* **To be done**
Quote the records below in full, exactly as given, with the images taken out.

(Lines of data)
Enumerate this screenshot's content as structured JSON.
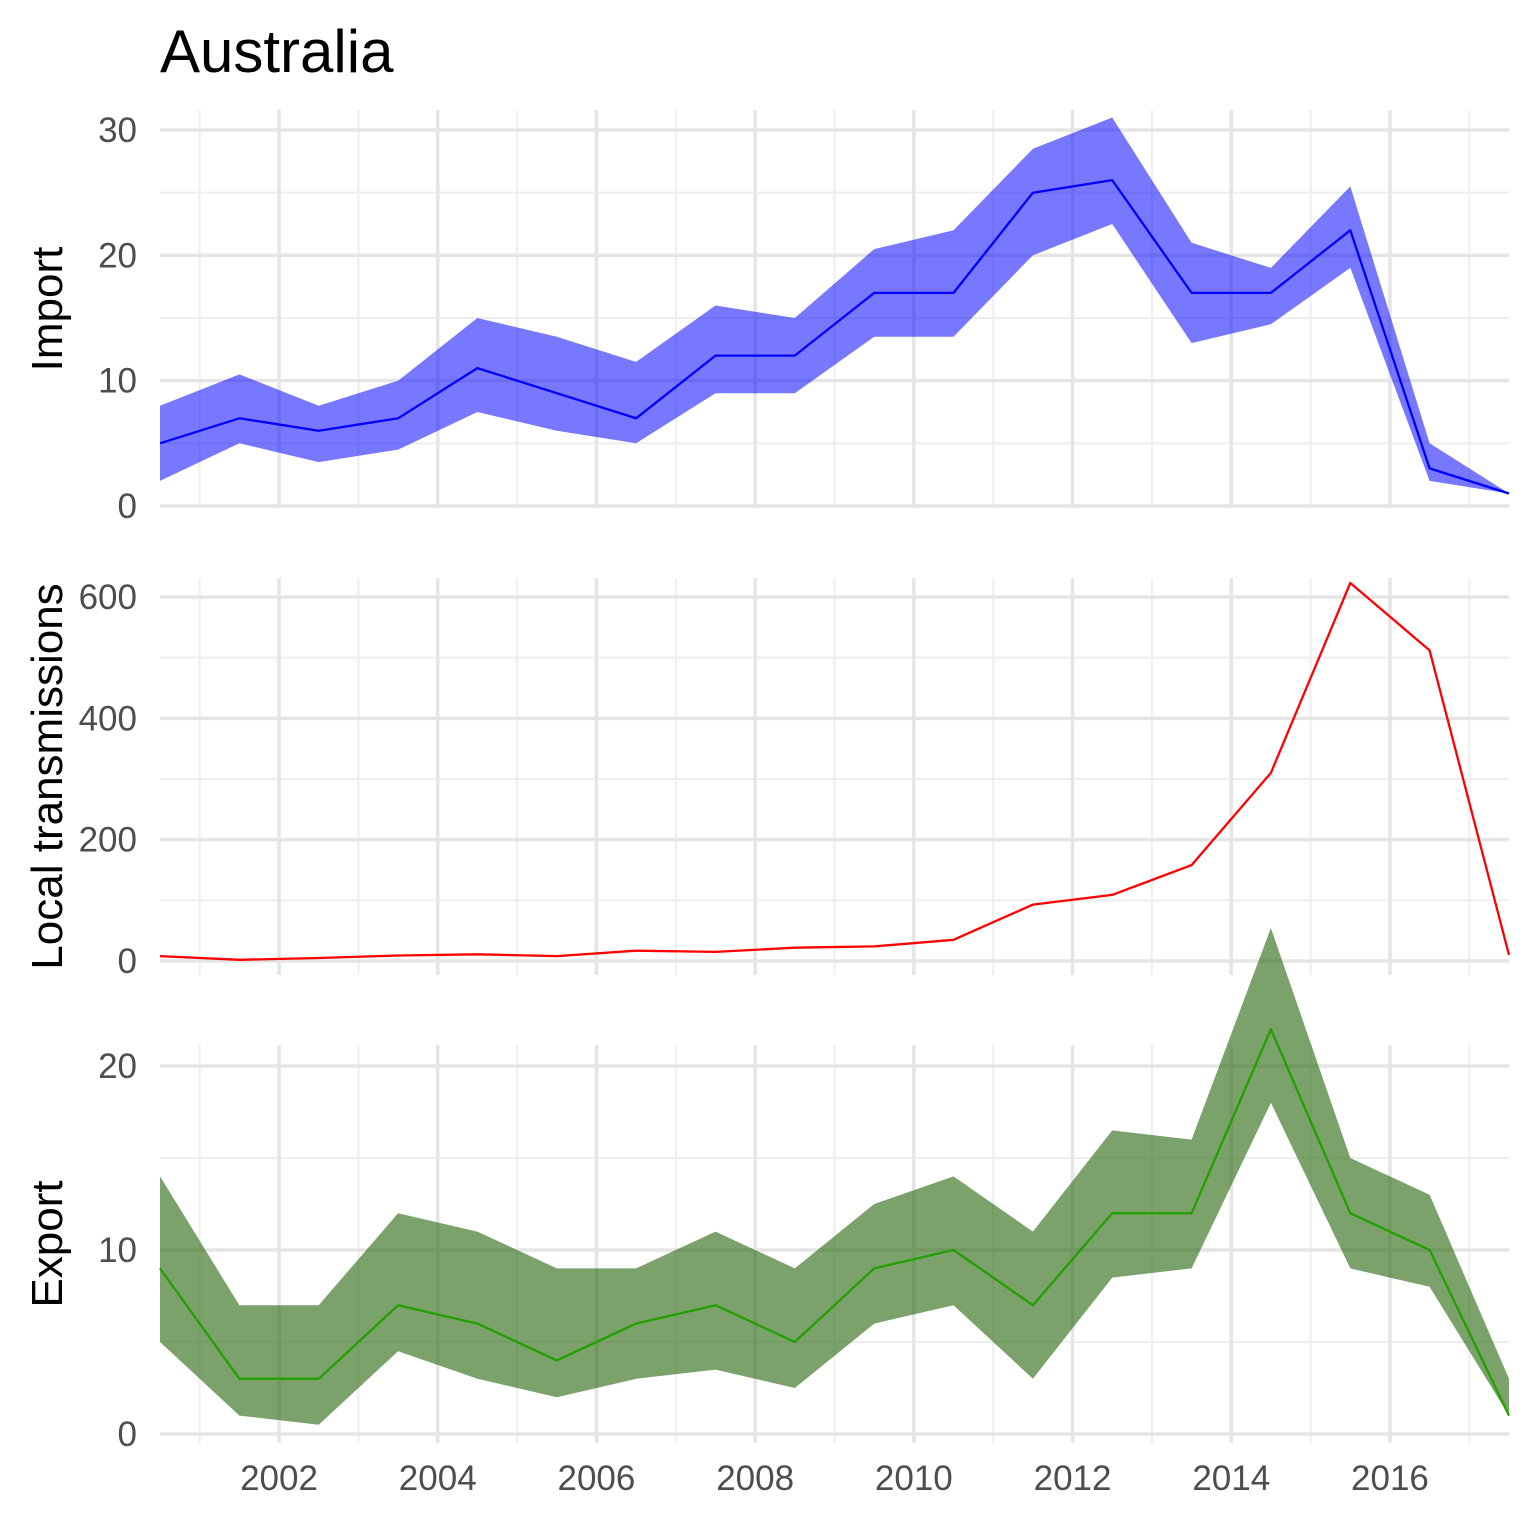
{
  "chart_data": {
    "type": "line",
    "title": "Australia",
    "x": [
      2000.5,
      2001.5,
      2002.5,
      2003.5,
      2004.5,
      2005.5,
      2006.5,
      2007.5,
      2008.5,
      2009.5,
      2010.5,
      2011.5,
      2012.5,
      2013.5,
      2014.5,
      2015.5,
      2016.5,
      2017.5
    ],
    "xlim": [
      2000.5,
      2017.5
    ],
    "x_ticks": [
      2002,
      2004,
      2006,
      2008,
      2010,
      2012,
      2014,
      2016
    ],
    "x_tick_labels": [
      "2002",
      "2004",
      "2006",
      "2008",
      "2010",
      "2012",
      "2014",
      "2016"
    ],
    "grid": true,
    "panels": [
      {
        "ylabel": "Import",
        "color": "#0000ff",
        "fill": "#0000ff",
        "fill_opacity": 0.53,
        "ylim": [
          0,
          31
        ],
        "y_ticks": [
          0,
          10,
          20,
          30
        ],
        "y_tick_labels": [
          "0",
          "10",
          "20",
          "30"
        ],
        "y": [
          5,
          7,
          6,
          7,
          11,
          9,
          7,
          12,
          12,
          17,
          17,
          25,
          26,
          17,
          17,
          22,
          3,
          1
        ],
        "lower": [
          2,
          5,
          3.5,
          4.5,
          7.5,
          6,
          5,
          9,
          9,
          13.5,
          13.5,
          20,
          22.5,
          13,
          14.5,
          19,
          2,
          1
        ],
        "upper": [
          8,
          10.5,
          8,
          10,
          15,
          13.5,
          11.5,
          16,
          15,
          20.5,
          22,
          28.5,
          31,
          21,
          19,
          25.5,
          5,
          1
        ]
      },
      {
        "ylabel": "Local transmissions",
        "color": "#ff0000",
        "ylim": [
          0,
          625
        ],
        "y_ticks": [
          0,
          200,
          400,
          600
        ],
        "y_tick_labels": [
          "0",
          "200",
          "400",
          "600"
        ],
        "y": [
          8,
          2,
          5,
          9,
          11,
          8,
          17,
          15,
          22,
          24,
          35,
          93,
          109,
          158,
          310,
          623,
          512,
          10
        ]
      },
      {
        "ylabel": "Export",
        "color": "#22a000",
        "fill": "#2e6b15",
        "fill_opacity": 0.63,
        "ylim": [
          0,
          27
        ],
        "y_ticks": [
          0,
          10,
          20
        ],
        "y_tick_labels": [
          "0",
          "10",
          "20"
        ],
        "y": [
          9,
          3,
          3,
          7,
          6,
          4,
          6,
          7,
          5,
          9,
          10,
          7,
          12,
          12,
          22,
          12,
          10,
          1
        ],
        "lower": [
          5,
          1,
          0.5,
          4.5,
          3,
          2,
          3,
          3.5,
          2.5,
          6,
          7,
          3,
          8.5,
          9,
          18,
          9,
          8,
          1
        ],
        "upper": [
          14,
          7,
          7,
          12,
          11,
          9,
          9,
          11,
          9,
          12.5,
          14,
          11,
          16.5,
          16,
          27.5,
          15,
          13,
          3
        ]
      }
    ]
  }
}
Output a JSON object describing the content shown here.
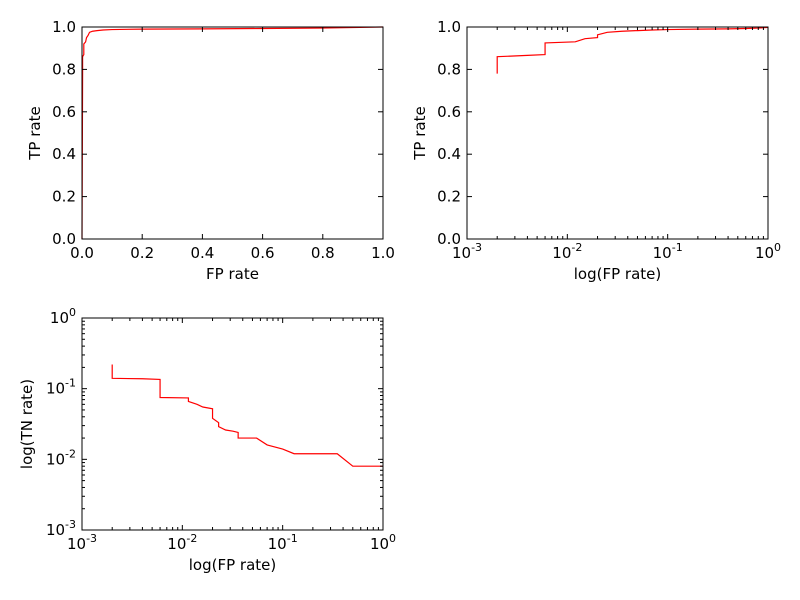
{
  "chart_data": [
    {
      "type": "line",
      "xlabel": "FP rate",
      "ylabel": "TP rate",
      "xscale": "linear",
      "yscale": "linear",
      "xlim": [
        0.0,
        1.0
      ],
      "ylim": [
        0.0,
        1.0
      ],
      "xticks": [
        0.0,
        0.2,
        0.4,
        0.6,
        0.8,
        1.0
      ],
      "yticks": [
        0.0,
        0.2,
        0.4,
        0.6,
        0.8,
        1.0
      ],
      "xticklabels": [
        "0.0",
        "0.2",
        "0.4",
        "0.6",
        "0.8",
        "1.0"
      ],
      "yticklabels": [
        "0.0",
        "0.2",
        "0.4",
        "0.6",
        "0.8",
        "1.0"
      ],
      "grid": false,
      "color": "#ff0000",
      "series": [
        {
          "x": [
            0.0,
            0.002,
            0.002,
            0.006,
            0.006,
            0.012,
            0.015,
            0.02,
            0.025,
            0.035,
            0.05,
            0.07,
            0.1,
            0.2,
            0.4,
            0.6,
            0.8,
            1.0
          ],
          "y": [
            0.0,
            0.78,
            0.86,
            0.87,
            0.92,
            0.93,
            0.95,
            0.96,
            0.975,
            0.98,
            0.983,
            0.986,
            0.988,
            0.99,
            0.991,
            0.993,
            0.995,
            1.0
          ]
        }
      ]
    },
    {
      "type": "line",
      "xlabel": "log(FP rate)",
      "ylabel": "TP rate",
      "xscale": "log",
      "yscale": "linear",
      "xlim": [
        0.001,
        1.0
      ],
      "ylim": [
        0.0,
        1.0
      ],
      "xticks": [
        0.001,
        0.01,
        0.1,
        1.0
      ],
      "xticklabels": [
        [
          "10",
          "-3"
        ],
        [
          "10",
          "-2"
        ],
        [
          "10",
          "-1"
        ],
        [
          "10",
          "0"
        ]
      ],
      "yticks": [
        0.0,
        0.2,
        0.4,
        0.6,
        0.8,
        1.0
      ],
      "yticklabels": [
        "0.0",
        "0.2",
        "0.4",
        "0.6",
        "0.8",
        "1.0"
      ],
      "grid": false,
      "color": "#ff0000",
      "series": [
        {
          "x": [
            0.002,
            0.002,
            0.004,
            0.006,
            0.006,
            0.012,
            0.015,
            0.02,
            0.02,
            0.025,
            0.035,
            0.05,
            0.07,
            0.1,
            0.2,
            0.4,
            0.6,
            0.8,
            1.0
          ],
          "y": [
            0.78,
            0.86,
            0.866,
            0.87,
            0.925,
            0.93,
            0.945,
            0.95,
            0.963,
            0.975,
            0.98,
            0.983,
            0.986,
            0.988,
            0.99,
            0.991,
            0.993,
            0.995,
            0.998
          ]
        }
      ]
    },
    {
      "type": "line",
      "xlabel": "log(FP rate)",
      "ylabel": "log(TN rate)",
      "xscale": "log",
      "yscale": "log",
      "xlim": [
        0.001,
        1.0
      ],
      "ylim": [
        0.001,
        1.0
      ],
      "xticks": [
        0.001,
        0.01,
        0.1,
        1.0
      ],
      "xticklabels": [
        [
          "10",
          "-3"
        ],
        [
          "10",
          "-2"
        ],
        [
          "10",
          "-1"
        ],
        [
          "10",
          "0"
        ]
      ],
      "yticks": [
        0.001,
        0.01,
        0.1,
        1.0
      ],
      "yticklabels": [
        [
          "10",
          "-3"
        ],
        [
          "10",
          "-2"
        ],
        [
          "10",
          "-1"
        ],
        [
          "10",
          "0"
        ]
      ],
      "grid": false,
      "color": "#ff0000",
      "series": [
        {
          "x": [
            0.002,
            0.002,
            0.004,
            0.006,
            0.006,
            0.0115,
            0.0115,
            0.014,
            0.016,
            0.02,
            0.02,
            0.023,
            0.023,
            0.027,
            0.032,
            0.036,
            0.036,
            0.055,
            0.07,
            0.1,
            0.13,
            0.35,
            0.5,
            1.0
          ],
          "y": [
            0.22,
            0.14,
            0.138,
            0.135,
            0.075,
            0.074,
            0.066,
            0.06,
            0.055,
            0.052,
            0.038,
            0.033,
            0.029,
            0.026,
            0.025,
            0.024,
            0.02,
            0.02,
            0.016,
            0.014,
            0.012,
            0.012,
            0.008,
            0.008
          ]
        }
      ]
    }
  ]
}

* **Written answer**
Enumerate this screenshot's content as structured JSON.
{
  "chart_data": {
    "type": "line",
    "title": "Australia",
    "x": [
      2000.5,
      2001.5,
      2002.5,
      2003.5,
      2004.5,
      2005.5,
      2006.5,
      2007.5,
      2008.5,
      2009.5,
      2010.5,
      2011.5,
      2012.5,
      2013.5,
      2014.5,
      2015.5,
      2016.5,
      2017.5
    ],
    "xlim": [
      2000.5,
      2017.5
    ],
    "x_ticks": [
      2002,
      2004,
      2006,
      2008,
      2010,
      2012,
      2014,
      2016
    ],
    "x_tick_labels": [
      "2002",
      "2004",
      "2006",
      "2008",
      "2010",
      "2012",
      "2014",
      "2016"
    ],
    "grid": true,
    "panels": [
      {
        "ylabel": "Import",
        "color": "#0000ff",
        "fill": "#0000ff",
        "fill_opacity": 0.53,
        "ylim": [
          0,
          31
        ],
        "y_ticks": [
          0,
          10,
          20,
          30
        ],
        "y_tick_labels": [
          "0",
          "10",
          "20",
          "30"
        ],
        "y": [
          5,
          7,
          6,
          7,
          11,
          9,
          7,
          12,
          12,
          17,
          17,
          25,
          26,
          17,
          17,
          22,
          3,
          1
        ],
        "lower": [
          2,
          5,
          3.5,
          4.5,
          7.5,
          6,
          5,
          9,
          9,
          13.5,
          13.5,
          20,
          22.5,
          13,
          14.5,
          19,
          2,
          1
        ],
        "upper": [
          8,
          10.5,
          8,
          10,
          15,
          13.5,
          11.5,
          16,
          15,
          20.5,
          22,
          28.5,
          31,
          21,
          19,
          25.5,
          5,
          1
        ]
      },
      {
        "ylabel": "Local transmissions",
        "color": "#ff0000",
        "ylim": [
          0,
          625
        ],
        "y_ticks": [
          0,
          200,
          400,
          600
        ],
        "y_tick_labels": [
          "0",
          "200",
          "400",
          "600"
        ],
        "y": [
          8,
          2,
          5,
          9,
          11,
          8,
          17,
          15,
          22,
          24,
          35,
          93,
          109,
          158,
          310,
          623,
          512,
          10
        ]
      },
      {
        "ylabel": "Export",
        "color": "#22a000",
        "fill": "#2e6b15",
        "fill_opacity": 0.63,
        "ylim": [
          0,
          27
        ],
        "y_ticks": [
          0,
          10,
          20
        ],
        "y_tick_labels": [
          "0",
          "10",
          "20"
        ],
        "y": [
          9,
          3,
          3,
          7,
          6,
          4,
          6,
          7,
          5,
          9,
          10,
          7,
          12,
          12,
          22,
          12,
          10,
          1
        ],
        "lower": [
          5,
          1,
          0.5,
          4.5,
          3,
          2,
          3,
          3.5,
          2.5,
          6,
          7,
          3,
          8.5,
          9,
          18,
          9,
          8,
          1
        ],
        "upper": [
          14,
          7,
          7,
          12,
          11,
          9,
          9,
          11,
          9,
          12.5,
          14,
          11,
          16.5,
          16,
          27.5,
          15,
          13,
          3
        ]
      }
    ]
  }
}
Output a JSON object describing the content shown here.
{
  "chart_data": [
    {
      "type": "line",
      "xlabel": "FP rate",
      "ylabel": "TP rate",
      "xscale": "linear",
      "yscale": "linear",
      "xlim": [
        0.0,
        1.0
      ],
      "ylim": [
        0.0,
        1.0
      ],
      "xticks": [
        0.0,
        0.2,
        0.4,
        0.6,
        0.8,
        1.0
      ],
      "yticks": [
        0.0,
        0.2,
        0.4,
        0.6,
        0.8,
        1.0
      ],
      "xticklabels": [
        "0.0",
        "0.2",
        "0.4",
        "0.6",
        "0.8",
        "1.0"
      ],
      "yticklabels": [
        "0.0",
        "0.2",
        "0.4",
        "0.6",
        "0.8",
        "1.0"
      ],
      "grid": false,
      "color": "#ff0000",
      "series": [
        {
          "x": [
            0.0,
            0.002,
            0.002,
            0.006,
            0.006,
            0.012,
            0.015,
            0.02,
            0.025,
            0.035,
            0.05,
            0.07,
            0.1,
            0.2,
            0.4,
            0.6,
            0.8,
            1.0
          ],
          "y": [
            0.0,
            0.78,
            0.86,
            0.87,
            0.92,
            0.93,
            0.95,
            0.96,
            0.975,
            0.98,
            0.983,
            0.986,
            0.988,
            0.99,
            0.991,
            0.993,
            0.995,
            1.0
          ]
        }
      ]
    },
    {
      "type": "line",
      "xlabel": "log(FP rate)",
      "ylabel": "TP rate",
      "xscale": "log",
      "yscale": "linear",
      "xlim": [
        0.001,
        1.0
      ],
      "ylim": [
        0.0,
        1.0
      ],
      "xticks": [
        0.001,
        0.01,
        0.1,
        1.0
      ],
      "xticklabels": [
        [
          "10",
          "-3"
        ],
        [
          "10",
          "-2"
        ],
        [
          "10",
          "-1"
        ],
        [
          "10",
          "0"
        ]
      ],
      "yticks": [
        0.0,
        0.2,
        0.4,
        0.6,
        0.8,
        1.0
      ],
      "yticklabels": [
        "0.0",
        "0.2",
        "0.4",
        "0.6",
        "0.8",
        "1.0"
      ],
      "grid": false,
      "color": "#ff0000",
      "series": [
        {
          "x": [
            0.002,
            0.002,
            0.004,
            0.006,
            0.006,
            0.012,
            0.015,
            0.02,
            0.02,
            0.025,
            0.035,
            0.05,
            0.07,
            0.1,
            0.2,
            0.4,
            0.6,
            0.8,
            1.0
          ],
          "y": [
            0.78,
            0.86,
            0.866,
            0.87,
            0.925,
            0.93,
            0.945,
            0.95,
            0.963,
            0.975,
            0.98,
            0.983,
            0.986,
            0.988,
            0.99,
            0.991,
            0.993,
            0.995,
            0.998
          ]
        }
      ]
    },
    {
      "type": "line",
      "xlabel": "log(FP rate)",
      "ylabel": "log(TN rate)",
      "xscale": "log",
      "yscale": "log",
      "xlim": [
        0.001,
        1.0
      ],
      "ylim": [
        0.001,
        1.0
      ],
      "xticks": [
        0.001,
        0.01,
        0.1,
        1.0
      ],
      "xticklabels": [
        [
          "10",
          "-3"
        ],
        [
          "10",
          "-2"
        ],
        [
          "10",
          "-1"
        ],
        [
          "10",
          "0"
        ]
      ],
      "yticks": [
        0.001,
        0.01,
        0.1,
        1.0
      ],
      "yticklabels": [
        [
          "10",
          "-3"
        ],
        [
          "10",
          "-2"
        ],
        [
          "10",
          "-1"
        ],
        [
          "10",
          "0"
        ]
      ],
      "grid": false,
      "color": "#ff0000",
      "series": [
        {
          "x": [
            0.002,
            0.002,
            0.004,
            0.006,
            0.006,
            0.0115,
            0.0115,
            0.014,
            0.016,
            0.02,
            0.02,
            0.023,
            0.023,
            0.027,
            0.032,
            0.036,
            0.036,
            0.055,
            0.07,
            0.1,
            0.13,
            0.35,
            0.5,
            1.0
          ],
          "y": [
            0.22,
            0.14,
            0.138,
            0.135,
            0.075,
            0.074,
            0.066,
            0.06,
            0.055,
            0.052,
            0.038,
            0.033,
            0.029,
            0.026,
            0.025,
            0.024,
            0.02,
            0.02,
            0.016,
            0.014,
            0.012,
            0.012,
            0.008,
            0.008
          ]
        }
      ]
    }
  ]
}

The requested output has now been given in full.